**Problem to work on**
Transcribe every entry word for word, leaving out all images.

**Given data**
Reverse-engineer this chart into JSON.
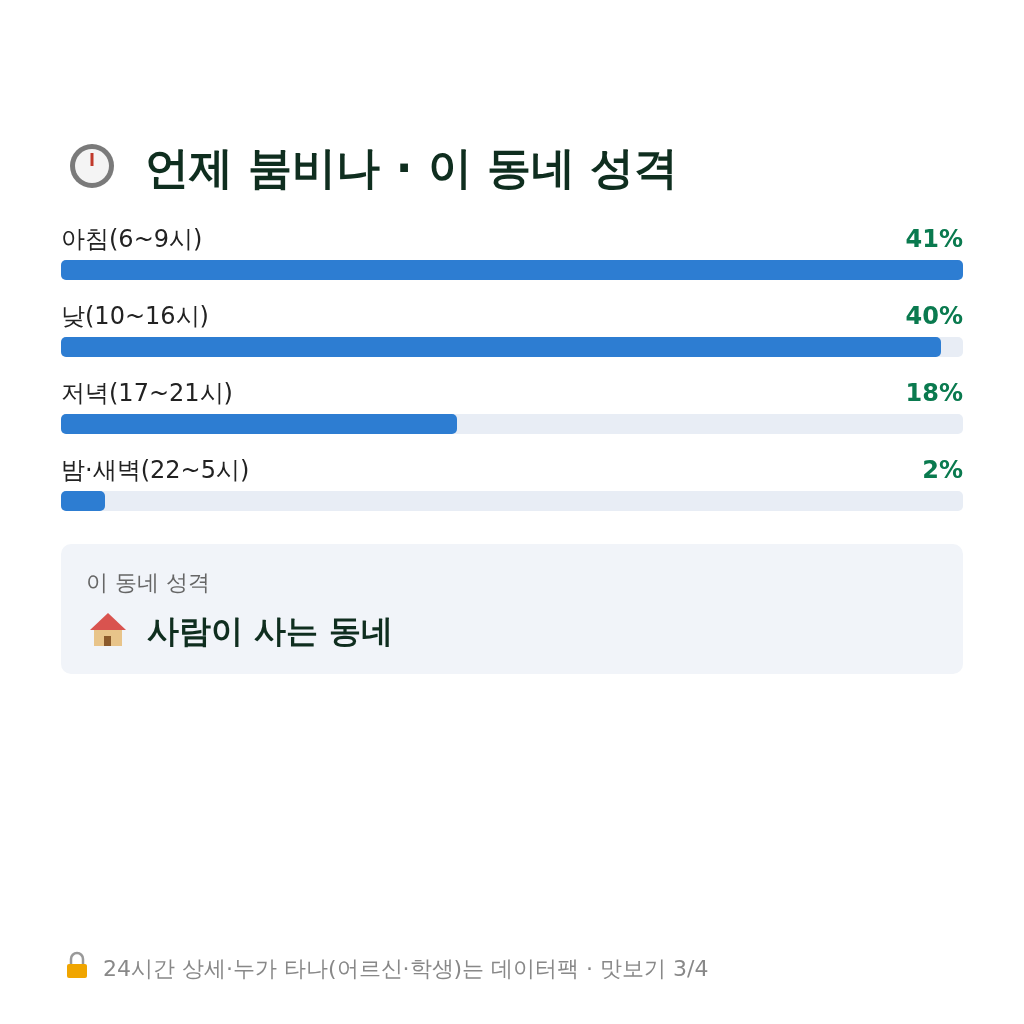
{
  "chart_data": {
    "type": "bar",
    "orientation": "horizontal",
    "title": "언제 붐비나 · 이 동네 성격",
    "categories": [
      "아침(6~9시)",
      "낮(10~16시)",
      "저녁(17~21시)",
      "밤·새벽(22~5시)"
    ],
    "values": [
      41,
      40,
      18,
      2
    ],
    "value_labels": [
      "41%",
      "40%",
      "18%",
      "2%"
    ],
    "color": "#2d7dd2",
    "annotations": [
      "이 동네 성격",
      "사람이 사는 동네",
      "24시간 상세·누가 타나(어르신·학생)는 데이터팩 · 맛보기 3/4"
    ]
  }
}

**Written response**
Reverse-engineer this chart into JSON.
{
  "chart_data": {
    "type": "bar",
    "orientation": "horizontal",
    "title": "언제 붐비나 · 이 동네 성격",
    "categories": [
      "아침(6~9시)",
      "낮(10~16시)",
      "저녁(17~21시)",
      "밤·새벽(22~5시)"
    ],
    "values": [
      41,
      40,
      18,
      2
    ],
    "value_labels": [
      "41%",
      "40%",
      "18%",
      "2%"
    ],
    "color": "#2d7dd2",
    "annotations": [
      "이 동네 성격",
      "사람이 사는 동네",
      "24시간 상세·누가 타나(어르신·학생)는 데이터팩 · 맛보기 3/4"
    ]
  }
}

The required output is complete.